[start]

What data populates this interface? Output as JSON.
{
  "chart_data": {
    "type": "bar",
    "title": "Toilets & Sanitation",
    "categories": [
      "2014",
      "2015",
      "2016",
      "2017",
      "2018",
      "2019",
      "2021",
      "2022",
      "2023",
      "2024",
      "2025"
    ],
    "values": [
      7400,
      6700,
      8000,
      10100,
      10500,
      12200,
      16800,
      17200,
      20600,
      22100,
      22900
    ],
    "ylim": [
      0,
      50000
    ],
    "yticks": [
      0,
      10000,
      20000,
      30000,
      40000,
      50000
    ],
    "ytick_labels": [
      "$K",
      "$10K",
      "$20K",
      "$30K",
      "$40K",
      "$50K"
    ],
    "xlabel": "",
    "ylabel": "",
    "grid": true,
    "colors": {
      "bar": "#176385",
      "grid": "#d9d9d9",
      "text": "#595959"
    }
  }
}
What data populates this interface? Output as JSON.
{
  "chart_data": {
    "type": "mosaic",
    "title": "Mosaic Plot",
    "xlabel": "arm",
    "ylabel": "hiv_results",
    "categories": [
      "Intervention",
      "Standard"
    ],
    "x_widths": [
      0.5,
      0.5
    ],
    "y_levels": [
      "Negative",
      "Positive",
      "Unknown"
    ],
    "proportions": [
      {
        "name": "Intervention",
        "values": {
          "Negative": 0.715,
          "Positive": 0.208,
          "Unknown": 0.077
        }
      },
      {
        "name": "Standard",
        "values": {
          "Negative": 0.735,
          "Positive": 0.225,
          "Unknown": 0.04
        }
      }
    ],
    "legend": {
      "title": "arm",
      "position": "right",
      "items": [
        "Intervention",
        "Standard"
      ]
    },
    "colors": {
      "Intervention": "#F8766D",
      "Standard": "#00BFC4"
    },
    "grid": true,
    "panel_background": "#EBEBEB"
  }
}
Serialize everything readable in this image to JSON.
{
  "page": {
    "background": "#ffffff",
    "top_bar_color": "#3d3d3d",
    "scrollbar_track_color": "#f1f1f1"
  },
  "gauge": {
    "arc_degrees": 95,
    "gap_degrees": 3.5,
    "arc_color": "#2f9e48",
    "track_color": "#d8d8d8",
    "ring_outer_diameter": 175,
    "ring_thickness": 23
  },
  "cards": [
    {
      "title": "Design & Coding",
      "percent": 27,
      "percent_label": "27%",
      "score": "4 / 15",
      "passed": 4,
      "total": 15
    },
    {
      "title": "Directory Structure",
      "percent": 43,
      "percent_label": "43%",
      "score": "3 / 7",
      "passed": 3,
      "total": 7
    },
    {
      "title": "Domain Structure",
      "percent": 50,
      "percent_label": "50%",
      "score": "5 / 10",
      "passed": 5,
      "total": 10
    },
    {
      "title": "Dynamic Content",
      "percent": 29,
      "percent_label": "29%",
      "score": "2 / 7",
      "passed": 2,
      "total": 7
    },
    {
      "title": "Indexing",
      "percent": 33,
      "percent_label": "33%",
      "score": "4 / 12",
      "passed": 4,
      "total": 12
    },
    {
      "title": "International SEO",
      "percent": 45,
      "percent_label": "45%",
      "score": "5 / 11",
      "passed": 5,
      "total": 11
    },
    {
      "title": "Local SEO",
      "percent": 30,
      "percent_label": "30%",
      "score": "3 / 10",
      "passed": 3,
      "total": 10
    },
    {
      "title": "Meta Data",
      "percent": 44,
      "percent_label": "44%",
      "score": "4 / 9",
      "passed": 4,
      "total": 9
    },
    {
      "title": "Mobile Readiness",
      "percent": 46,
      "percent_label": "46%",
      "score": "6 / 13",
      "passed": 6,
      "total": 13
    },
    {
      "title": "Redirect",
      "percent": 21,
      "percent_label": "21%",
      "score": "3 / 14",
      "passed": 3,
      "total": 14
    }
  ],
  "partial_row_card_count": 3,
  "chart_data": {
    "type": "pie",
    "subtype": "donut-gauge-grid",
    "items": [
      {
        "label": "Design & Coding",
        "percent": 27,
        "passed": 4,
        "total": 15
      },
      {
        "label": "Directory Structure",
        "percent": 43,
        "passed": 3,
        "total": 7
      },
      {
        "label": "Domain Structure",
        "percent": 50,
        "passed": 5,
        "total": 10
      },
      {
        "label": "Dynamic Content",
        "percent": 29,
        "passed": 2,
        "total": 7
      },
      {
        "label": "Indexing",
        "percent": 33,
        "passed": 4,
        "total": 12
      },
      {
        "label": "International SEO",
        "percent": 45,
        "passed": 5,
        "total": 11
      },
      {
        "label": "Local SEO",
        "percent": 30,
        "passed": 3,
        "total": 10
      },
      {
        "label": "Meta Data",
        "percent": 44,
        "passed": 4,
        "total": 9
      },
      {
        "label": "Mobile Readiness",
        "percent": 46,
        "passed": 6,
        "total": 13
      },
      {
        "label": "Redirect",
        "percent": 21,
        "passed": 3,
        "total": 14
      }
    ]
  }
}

[end]

Give the listing again, word for word.

What data populates this interface? Output as JSON.
{
  "chart_data": {
    "type": "bar",
    "title": "Toilets & Sanitation",
    "categories": [
      "2014",
      "2015",
      "2016",
      "2017",
      "2018",
      "2019",
      "2021",
      "2022",
      "2023",
      "2024",
      "2025"
    ],
    "values": [
      7400,
      6700,
      8000,
      10100,
      10500,
      12200,
      16800,
      17200,
      20600,
      22100,
      22900
    ],
    "ylim": [
      0,
      50000
    ],
    "yticks": [
      0,
      10000,
      20000,
      30000,
      40000,
      50000
    ],
    "ytick_labels": [
      "$K",
      "$10K",
      "$20K",
      "$30K",
      "$40K",
      "$50K"
    ],
    "xlabel": "",
    "ylabel": "",
    "grid": true,
    "colors": {
      "bar": "#176385",
      "grid": "#d9d9d9",
      "text": "#595959"
    }
  }
}
What data populates this interface? Output as JSON.
{
  "chart_data": {
    "type": "mosaic",
    "title": "Mosaic Plot",
    "xlabel": "arm",
    "ylabel": "hiv_results",
    "categories": [
      "Intervention",
      "Standard"
    ],
    "x_widths": [
      0.5,
      0.5
    ],
    "y_levels": [
      "Negative",
      "Positive",
      "Unknown"
    ],
    "proportions": [
      {
        "name": "Intervention",
        "values": {
          "Negative": 0.715,
          "Positive": 0.208,
          "Unknown": 0.077
        }
      },
      {
        "name": "Standard",
        "values": {
          "Negative": 0.735,
          "Positive": 0.225,
          "Unknown": 0.04
        }
      }
    ],
    "legend": {
      "title": "arm",
      "position": "right",
      "items": [
        "Intervention",
        "Standard"
      ]
    },
    "colors": {
      "Intervention": "#F8766D",
      "Standard": "#00BFC4"
    },
    "grid": true,
    "panel_background": "#EBEBEB"
  }
}
Serialize everything readable in this image to JSON.
{
  "page": {
    "background": "#ffffff",
    "top_bar_color": "#3d3d3d",
    "scrollbar_track_color": "#f1f1f1"
  },
  "gauge": {
    "arc_degrees": 95,
    "gap_degrees": 3.5,
    "arc_color": "#2f9e48",
    "track_color": "#d8d8d8",
    "ring_outer_diameter": 175,
    "ring_thickness": 23
  },
  "cards": [
    {
      "title": "Design & Coding",
      "percent": 27,
      "percent_label": "27%",
      "score": "4 / 15",
      "passed": 4,
      "total": 15
    },
    {
      "title": "Directory Structure",
      "percent": 43,
      "percent_label": "43%",
      "score": "3 / 7",
      "passed": 3,
      "total": 7
    },
    {
      "title": "Domain Structure",
      "percent": 50,
      "percent_label": "50%",
      "score": "5 / 10",
      "passed": 5,
      "total": 10
    },
    {
      "title": "Dynamic Content",
      "percent": 29,
      "percent_label": "29%",
      "score": "2 / 7",
      "passed": 2,
      "total": 7
    },
    {
      "title": "Indexing",
      "percent": 33,
      "percent_label": "33%",
      "score": "4 / 12",
      "passed": 4,
      "total": 12
    },
    {
      "title": "International SEO",
      "percent": 45,
      "percent_label": "45%",
      "score": "5 / 11",
      "passed": 5,
      "total": 11
    },
    {
      "title": "Local SEO",
      "percent": 30,
      "percent_label": "30%",
      "score": "3 / 10",
      "passed": 3,
      "total": 10
    },
    {
      "title": "Meta Data",
      "percent": 44,
      "percent_label": "44%",
      "score": "4 / 9",
      "passed": 4,
      "total": 9
    },
    {
      "title": "Mobile Readiness",
      "percent": 46,
      "percent_label": "46%",
      "score": "6 / 13",
      "passed": 6,
      "total": 13
    },
    {
      "title": "Redirect",
      "percent": 21,
      "percent_label": "21%",
      "score": "3 / 14",
      "passed": 3,
      "total": 14
    }
  ],
  "partial_row_card_count": 3,
  "chart_data": {
    "type": "pie",
    "subtype": "donut-gauge-grid",
    "items": [
      {
        "label": "Design & Coding",
        "percent": 27,
        "passed": 4,
        "total": 15
      },
      {
        "label": "Directory Structure",
        "percent": 43,
        "passed": 3,
        "total": 7
      },
      {
        "label": "Domain Structure",
        "percent": 50,
        "passed": 5,
        "total": 10
      },
      {
        "label": "Dynamic Content",
        "percent": 29,
        "passed": 2,
        "total": 7
      },
      {
        "label": "Indexing",
        "percent": 33,
        "passed": 4,
        "total": 12
      },
      {
        "label": "International SEO",
        "percent": 45,
        "passed": 5,
        "total": 11
      },
      {
        "label": "Local SEO",
        "percent": 30,
        "passed": 3,
        "total": 10
      },
      {
        "label": "Meta Data",
        "percent": 44,
        "passed": 4,
        "total": 9
      },
      {
        "label": "Mobile Readiness",
        "percent": 46,
        "passed": 6,
        "total": 13
      },
      {
        "label": "Redirect",
        "percent": 21,
        "passed": 3,
        "total": 14
      }
    ]
  }
}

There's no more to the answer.